__STATED PROBLEM__
Set every record down verbatim and omit the pictures.

================================

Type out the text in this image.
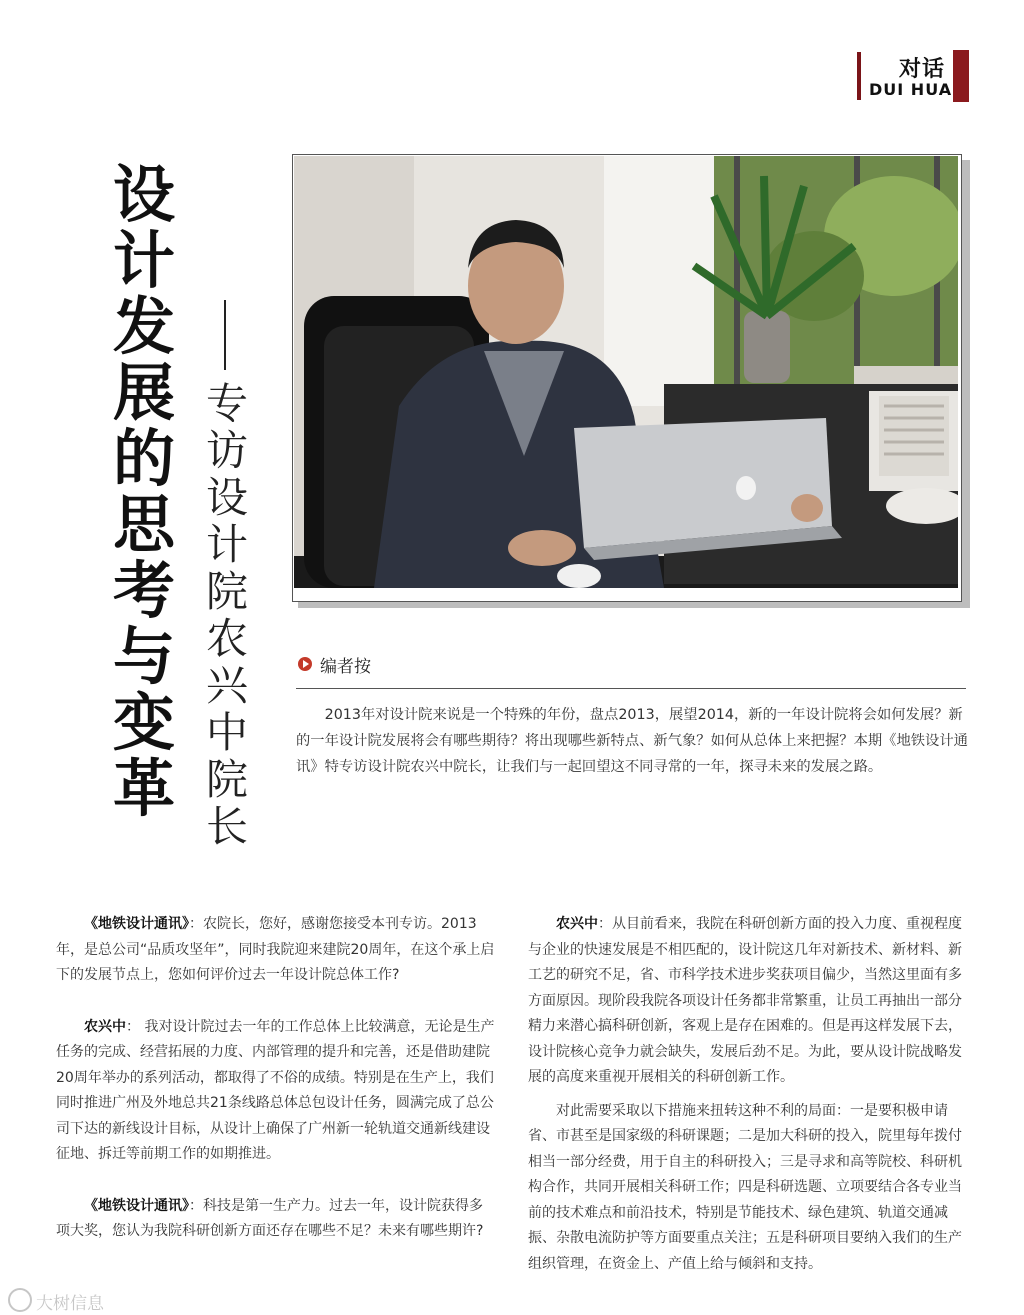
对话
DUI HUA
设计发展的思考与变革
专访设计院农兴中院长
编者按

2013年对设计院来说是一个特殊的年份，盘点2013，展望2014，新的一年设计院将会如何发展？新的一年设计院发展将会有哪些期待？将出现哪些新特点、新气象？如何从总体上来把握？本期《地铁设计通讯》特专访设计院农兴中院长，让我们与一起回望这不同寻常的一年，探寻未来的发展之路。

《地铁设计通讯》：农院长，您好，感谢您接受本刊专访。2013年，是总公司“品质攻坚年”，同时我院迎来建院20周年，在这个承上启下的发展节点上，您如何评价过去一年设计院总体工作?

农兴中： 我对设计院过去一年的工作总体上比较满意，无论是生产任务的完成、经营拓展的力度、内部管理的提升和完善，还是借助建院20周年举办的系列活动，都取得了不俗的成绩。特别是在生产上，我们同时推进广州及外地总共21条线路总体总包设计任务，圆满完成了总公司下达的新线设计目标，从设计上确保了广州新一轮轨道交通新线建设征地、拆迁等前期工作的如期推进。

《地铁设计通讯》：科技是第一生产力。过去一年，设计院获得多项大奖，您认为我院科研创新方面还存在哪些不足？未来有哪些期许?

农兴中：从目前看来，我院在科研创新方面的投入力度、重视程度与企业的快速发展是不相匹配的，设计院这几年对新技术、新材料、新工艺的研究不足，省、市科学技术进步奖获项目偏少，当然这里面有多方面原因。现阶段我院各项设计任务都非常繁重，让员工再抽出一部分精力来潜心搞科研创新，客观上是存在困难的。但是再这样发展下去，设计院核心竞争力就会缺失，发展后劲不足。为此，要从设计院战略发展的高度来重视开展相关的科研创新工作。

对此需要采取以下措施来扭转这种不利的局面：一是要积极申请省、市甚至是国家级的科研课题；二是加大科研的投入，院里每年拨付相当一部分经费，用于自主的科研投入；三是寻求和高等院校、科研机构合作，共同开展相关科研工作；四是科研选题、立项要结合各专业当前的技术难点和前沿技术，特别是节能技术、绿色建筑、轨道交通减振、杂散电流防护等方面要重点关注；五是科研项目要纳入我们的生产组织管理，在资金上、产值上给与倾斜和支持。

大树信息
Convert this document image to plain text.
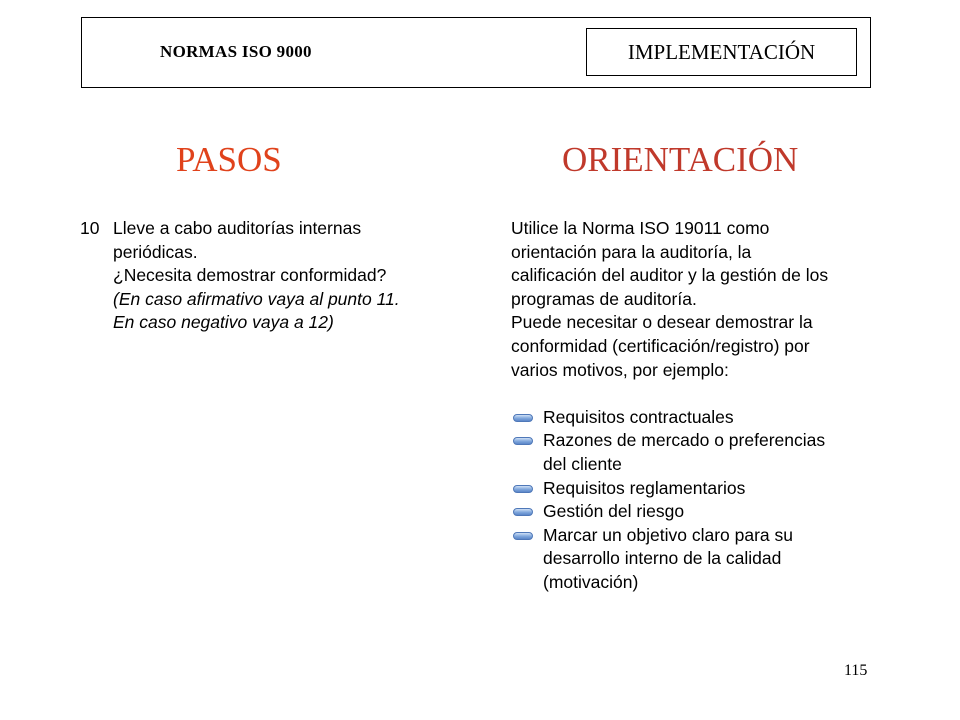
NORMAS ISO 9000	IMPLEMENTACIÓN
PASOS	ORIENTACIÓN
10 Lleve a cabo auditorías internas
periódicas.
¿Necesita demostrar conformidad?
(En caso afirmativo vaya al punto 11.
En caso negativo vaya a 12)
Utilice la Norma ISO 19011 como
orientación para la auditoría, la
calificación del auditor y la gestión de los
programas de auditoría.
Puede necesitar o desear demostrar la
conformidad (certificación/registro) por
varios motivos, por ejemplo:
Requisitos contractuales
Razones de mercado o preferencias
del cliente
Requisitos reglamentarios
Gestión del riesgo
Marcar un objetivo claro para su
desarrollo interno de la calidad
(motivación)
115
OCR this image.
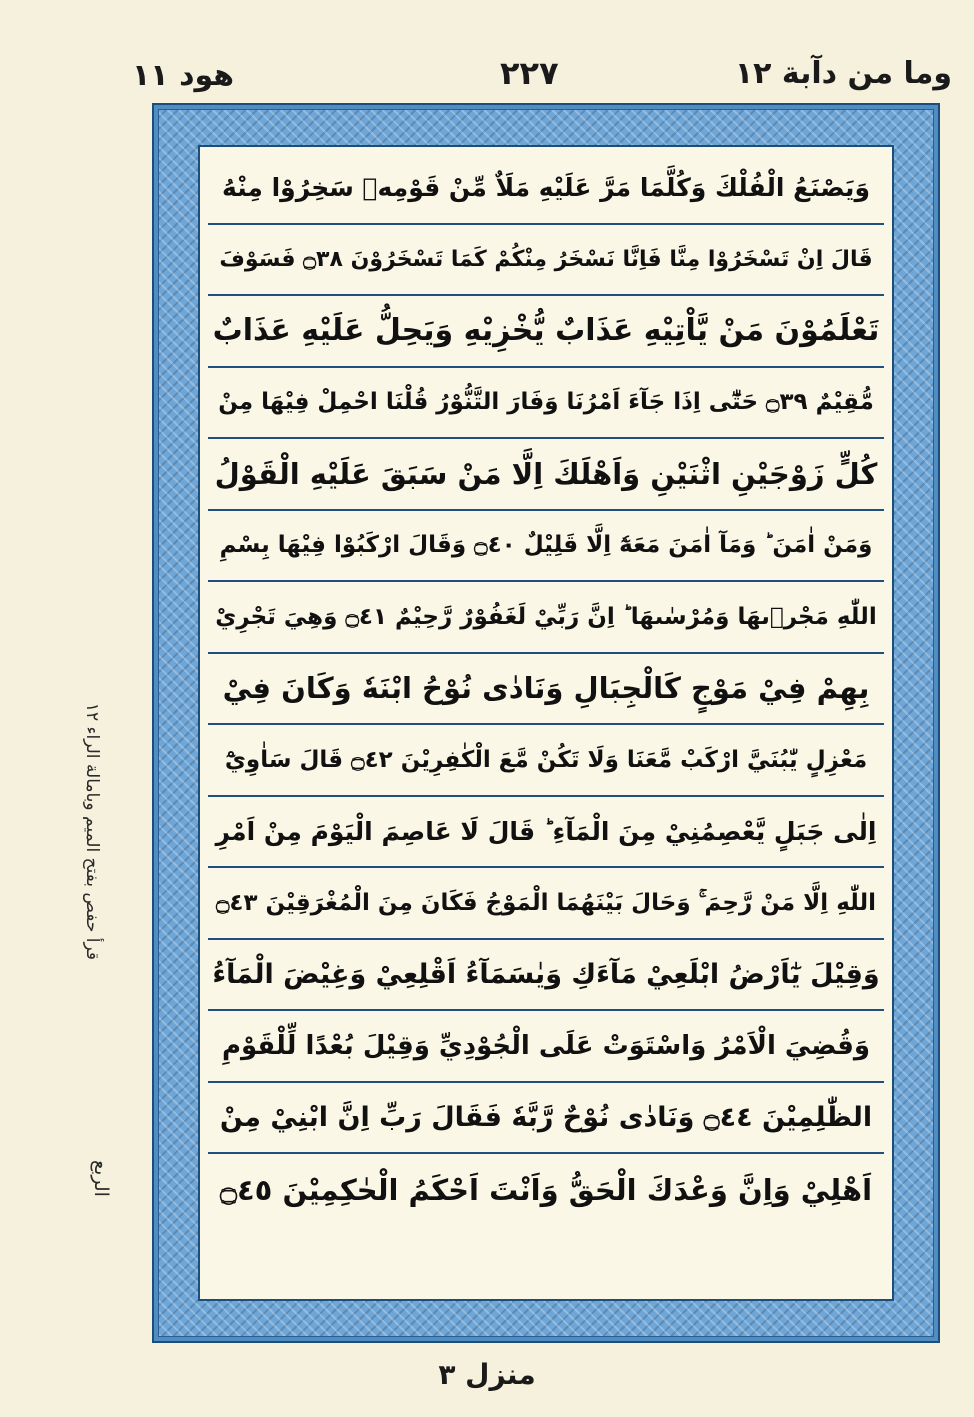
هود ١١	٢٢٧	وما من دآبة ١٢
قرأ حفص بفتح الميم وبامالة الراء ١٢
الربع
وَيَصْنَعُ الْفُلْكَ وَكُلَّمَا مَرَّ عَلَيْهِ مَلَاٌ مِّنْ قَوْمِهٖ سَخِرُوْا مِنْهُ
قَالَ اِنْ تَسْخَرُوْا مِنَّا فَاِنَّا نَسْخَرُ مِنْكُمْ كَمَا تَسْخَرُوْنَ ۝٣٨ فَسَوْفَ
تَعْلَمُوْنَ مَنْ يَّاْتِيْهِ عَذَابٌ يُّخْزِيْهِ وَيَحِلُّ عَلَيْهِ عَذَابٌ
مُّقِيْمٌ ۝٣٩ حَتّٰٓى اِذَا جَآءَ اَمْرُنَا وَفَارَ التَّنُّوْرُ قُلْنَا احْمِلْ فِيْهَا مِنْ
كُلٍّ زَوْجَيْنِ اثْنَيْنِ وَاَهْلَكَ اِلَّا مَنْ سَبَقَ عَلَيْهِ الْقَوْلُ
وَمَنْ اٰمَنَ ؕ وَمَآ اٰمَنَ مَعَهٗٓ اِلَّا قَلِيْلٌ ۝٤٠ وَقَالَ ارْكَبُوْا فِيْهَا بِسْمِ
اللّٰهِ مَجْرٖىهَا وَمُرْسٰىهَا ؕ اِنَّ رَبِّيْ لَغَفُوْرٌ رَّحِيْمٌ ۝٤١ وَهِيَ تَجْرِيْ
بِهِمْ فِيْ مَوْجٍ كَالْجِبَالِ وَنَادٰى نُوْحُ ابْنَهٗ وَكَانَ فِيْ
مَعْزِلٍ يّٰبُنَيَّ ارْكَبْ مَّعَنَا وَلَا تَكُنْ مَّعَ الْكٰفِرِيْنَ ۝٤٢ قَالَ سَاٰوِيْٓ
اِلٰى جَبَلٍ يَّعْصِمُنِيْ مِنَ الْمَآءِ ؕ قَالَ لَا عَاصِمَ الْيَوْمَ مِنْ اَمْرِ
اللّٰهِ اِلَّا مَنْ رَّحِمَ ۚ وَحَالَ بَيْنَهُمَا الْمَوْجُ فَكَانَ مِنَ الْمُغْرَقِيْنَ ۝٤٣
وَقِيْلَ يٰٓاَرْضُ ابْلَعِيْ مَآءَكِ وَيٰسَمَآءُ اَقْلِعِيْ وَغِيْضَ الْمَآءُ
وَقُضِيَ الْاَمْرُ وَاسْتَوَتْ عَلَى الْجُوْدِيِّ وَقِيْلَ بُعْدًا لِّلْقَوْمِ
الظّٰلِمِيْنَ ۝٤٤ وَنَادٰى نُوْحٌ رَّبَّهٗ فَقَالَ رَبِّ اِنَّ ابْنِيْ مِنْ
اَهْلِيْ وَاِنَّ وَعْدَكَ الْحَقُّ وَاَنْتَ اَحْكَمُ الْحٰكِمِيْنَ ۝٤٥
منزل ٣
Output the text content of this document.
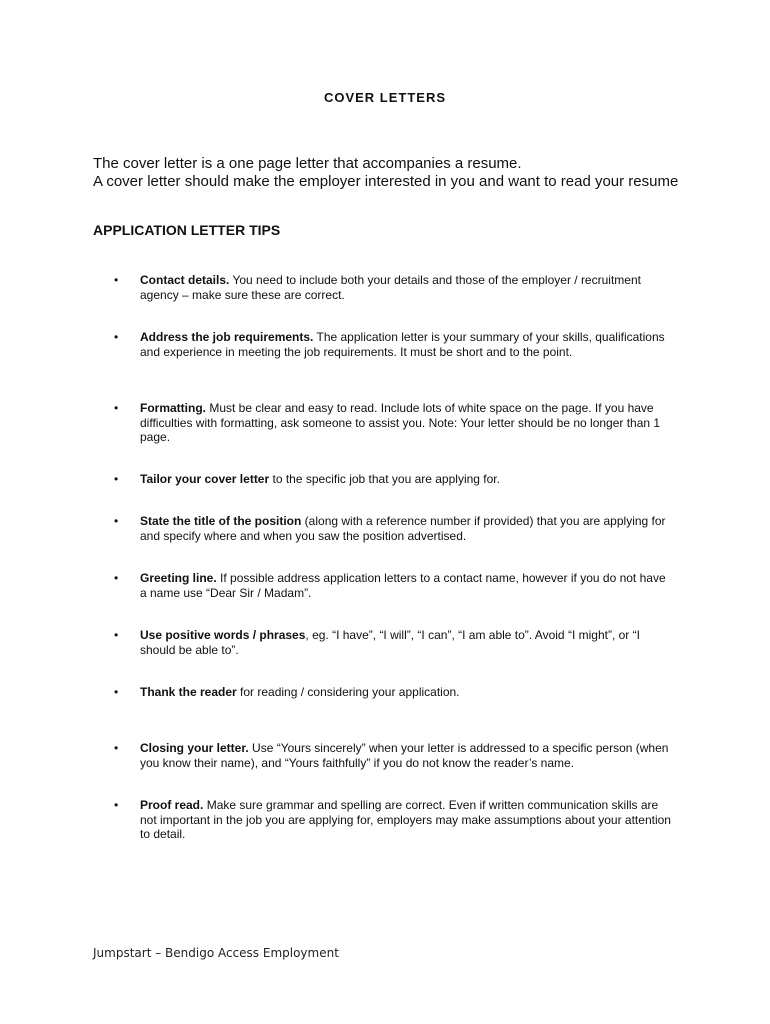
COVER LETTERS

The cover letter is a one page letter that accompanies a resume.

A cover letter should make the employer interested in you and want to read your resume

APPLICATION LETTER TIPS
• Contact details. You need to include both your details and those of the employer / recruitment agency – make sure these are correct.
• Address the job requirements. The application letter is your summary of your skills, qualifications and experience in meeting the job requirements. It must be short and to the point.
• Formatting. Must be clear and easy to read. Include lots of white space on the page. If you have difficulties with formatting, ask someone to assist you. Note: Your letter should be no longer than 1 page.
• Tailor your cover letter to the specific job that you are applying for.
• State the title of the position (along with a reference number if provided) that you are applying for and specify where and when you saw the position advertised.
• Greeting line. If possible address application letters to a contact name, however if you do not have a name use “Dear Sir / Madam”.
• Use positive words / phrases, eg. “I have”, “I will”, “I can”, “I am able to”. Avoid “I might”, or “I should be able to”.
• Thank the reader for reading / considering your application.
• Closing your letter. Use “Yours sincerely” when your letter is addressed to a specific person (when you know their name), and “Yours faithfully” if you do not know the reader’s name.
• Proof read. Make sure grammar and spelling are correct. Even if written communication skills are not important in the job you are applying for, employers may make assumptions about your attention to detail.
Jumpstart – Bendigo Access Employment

================================

__FINISHED TASK__
Type out the text in this image.
对话
DUI HUA
设计发展的思考与变革
专访设计院农兴中院长
编者按

2013年对设计院来说是一个特殊的年份，盘点2013，展望2014，新的一年设计院将会如何发展？新的一年设计院发展将会有哪些期待？将出现哪些新特点、新气象？如何从总体上来把握？本期《地铁设计通讯》特专访设计院农兴中院长，让我们与一起回望这不同寻常的一年，探寻未来的发展之路。

《地铁设计通讯》：农院长，您好，感谢您接受本刊专访。2013年，是总公司“品质攻坚年”，同时我院迎来建院20周年，在这个承上启下的发展节点上，您如何评价过去一年设计院总体工作?

农兴中： 我对设计院过去一年的工作总体上比较满意，无论是生产任务的完成、经营拓展的力度、内部管理的提升和完善，还是借助建院20周年举办的系列活动，都取得了不俗的成绩。特别是在生产上，我们同时推进广州及外地总共21条线路总体总包设计任务，圆满完成了总公司下达的新线设计目标，从设计上确保了广州新一轮轨道交通新线建设征地、拆迁等前期工作的如期推进。

《地铁设计通讯》：科技是第一生产力。过去一年，设计院获得多项大奖，您认为我院科研创新方面还存在哪些不足？未来有哪些期许?

农兴中：从目前看来，我院在科研创新方面的投入力度、重视程度与企业的快速发展是不相匹配的，设计院这几年对新技术、新材料、新工艺的研究不足，省、市科学技术进步奖获项目偏少，当然这里面有多方面原因。现阶段我院各项设计任务都非常繁重，让员工再抽出一部分精力来潜心搞科研创新，客观上是存在困难的。但是再这样发展下去，设计院核心竞争力就会缺失，发展后劲不足。为此，要从设计院战略发展的高度来重视开展相关的科研创新工作。

对此需要采取以下措施来扭转这种不利的局面：一是要积极申请省、市甚至是国家级的科研课题；二是加大科研的投入，院里每年拨付相当一部分经费，用于自主的科研投入；三是寻求和高等院校、科研机构合作，共同开展相关科研工作；四是科研选题、立项要结合各专业当前的技术难点和前沿技术，特别是节能技术、绿色建筑、轨道交通减振、杂散电流防护等方面要重点关注；五是科研项目要纳入我们的生产组织管理，在资金上、产值上给与倾斜和支持。

大树信息
Convert this document image to plain text.
NORMAS ISO 9000	IMPLEMENTACIÓN
PASOS	ORIENTACIÓN
10 Lleve a cabo auditorías internas
periódicas.
¿Necesita demostrar conformidad?
(En caso afirmativo vaya al punto 11.
En caso negativo vaya a 12)
Utilice la Norma ISO 19011 como
orientación para la auditoría, la
calificación del auditor y la gestión de los
programas de auditoría.
Puede necesitar o desear demostrar la
conformidad (certificación/registro) por
varios motivos, por ejemplo:
Requisitos contractuales
Razones de mercado o preferencias
del cliente
Requisitos reglamentarios
Gestión del riesgo
Marcar un objetivo claro para su
desarrollo interno de la calidad
(motivación)
115
OCR this image.
هود ١١	٢٢٧	وما من دآبة ١٢
قرأ حفص بفتح الميم وبامالة الراء ١٢
الربع
وَيَصْنَعُ الْفُلْكَ وَكُلَّمَا مَرَّ عَلَيْهِ مَلَاٌ مِّنْ قَوْمِهٖ سَخِرُوْا مِنْهُ
قَالَ اِنْ تَسْخَرُوْا مِنَّا فَاِنَّا نَسْخَرُ مِنْكُمْ كَمَا تَسْخَرُوْنَ ۝٣٨ فَسَوْفَ
تَعْلَمُوْنَ مَنْ يَّاْتِيْهِ عَذَابٌ يُّخْزِيْهِ وَيَحِلُّ عَلَيْهِ عَذَابٌ
مُّقِيْمٌ ۝٣٩ حَتّٰٓى اِذَا جَآءَ اَمْرُنَا وَفَارَ التَّنُّوْرُ قُلْنَا احْمِلْ فِيْهَا مِنْ
كُلٍّ زَوْجَيْنِ اثْنَيْنِ وَاَهْلَكَ اِلَّا مَنْ سَبَقَ عَلَيْهِ الْقَوْلُ
وَمَنْ اٰمَنَ ؕ وَمَآ اٰمَنَ مَعَهٗٓ اِلَّا قَلِيْلٌ ۝٤٠ وَقَالَ ارْكَبُوْا فِيْهَا بِسْمِ
اللّٰهِ مَجْرٖىهَا وَمُرْسٰىهَا ؕ اِنَّ رَبِّيْ لَغَفُوْرٌ رَّحِيْمٌ ۝٤١ وَهِيَ تَجْرِيْ
بِهِمْ فِيْ مَوْجٍ كَالْجِبَالِ وَنَادٰى نُوْحُ ابْنَهٗ وَكَانَ فِيْ
مَعْزِلٍ يّٰبُنَيَّ ارْكَبْ مَّعَنَا وَلَا تَكُنْ مَّعَ الْكٰفِرِيْنَ ۝٤٢ قَالَ سَاٰوِيْٓ
اِلٰى جَبَلٍ يَّعْصِمُنِيْ مِنَ الْمَآءِ ؕ قَالَ لَا عَاصِمَ الْيَوْمَ مِنْ اَمْرِ
اللّٰهِ اِلَّا مَنْ رَّحِمَ ۚ وَحَالَ بَيْنَهُمَا الْمَوْجُ فَكَانَ مِنَ الْمُغْرَقِيْنَ ۝٤٣
وَقِيْلَ يٰٓاَرْضُ ابْلَعِيْ مَآءَكِ وَيٰسَمَآءُ اَقْلِعِيْ وَغِيْضَ الْمَآءُ
وَقُضِيَ الْاَمْرُ وَاسْتَوَتْ عَلَى الْجُوْدِيِّ وَقِيْلَ بُعْدًا لِّلْقَوْمِ
الظّٰلِمِيْنَ ۝٤٤ وَنَادٰى نُوْحٌ رَّبَّهٗ فَقَالَ رَبِّ اِنَّ ابْنِيْ مِنْ
اَهْلِيْ وَاِنَّ وَعْدَكَ الْحَقُّ وَاَنْتَ اَحْكَمُ الْحٰكِمِيْنَ ۝٤٥
منزل ٣
Output the text content of this document.
COVER LETTERS

The cover letter is a one page letter that accompanies a resume.

A cover letter should make the employer interested in you and want to read your resume

APPLICATION LETTER TIPS
• Contact details. You need to include both your details and those of the employer / recruitment agency – make sure these are correct.
• Address the job requirements. The application letter is your summary of your skills, qualifications and experience in meeting the job requirements. It must be short and to the point.
• Formatting. Must be clear and easy to read. Include lots of white space on the page. If you have difficulties with formatting, ask someone to assist you. Note: Your letter should be no longer than 1 page.
• Tailor your cover letter to the specific job that you are applying for.
• State the title of the position (along with a reference number if provided) that you are applying for and specify where and when you saw the position advertised.
• Greeting line. If possible address application letters to a contact name, however if you do not have a name use “Dear Sir / Madam”.
• Use positive words / phrases, eg. “I have”, “I will”, “I can”, “I am able to”. Avoid “I might”, or “I should be able to”.
• Thank the reader for reading / considering your application.
• Closing your letter. Use “Yours sincerely” when your letter is addressed to a specific person (when you know their name), and “Yours faithfully” if you do not know the reader’s name.
• Proof read. Make sure grammar and spelling are correct. Even if written communication skills are not important in the job you are applying for, employers may make assumptions about your attention to detail.
Jumpstart – Bendigo Access Employment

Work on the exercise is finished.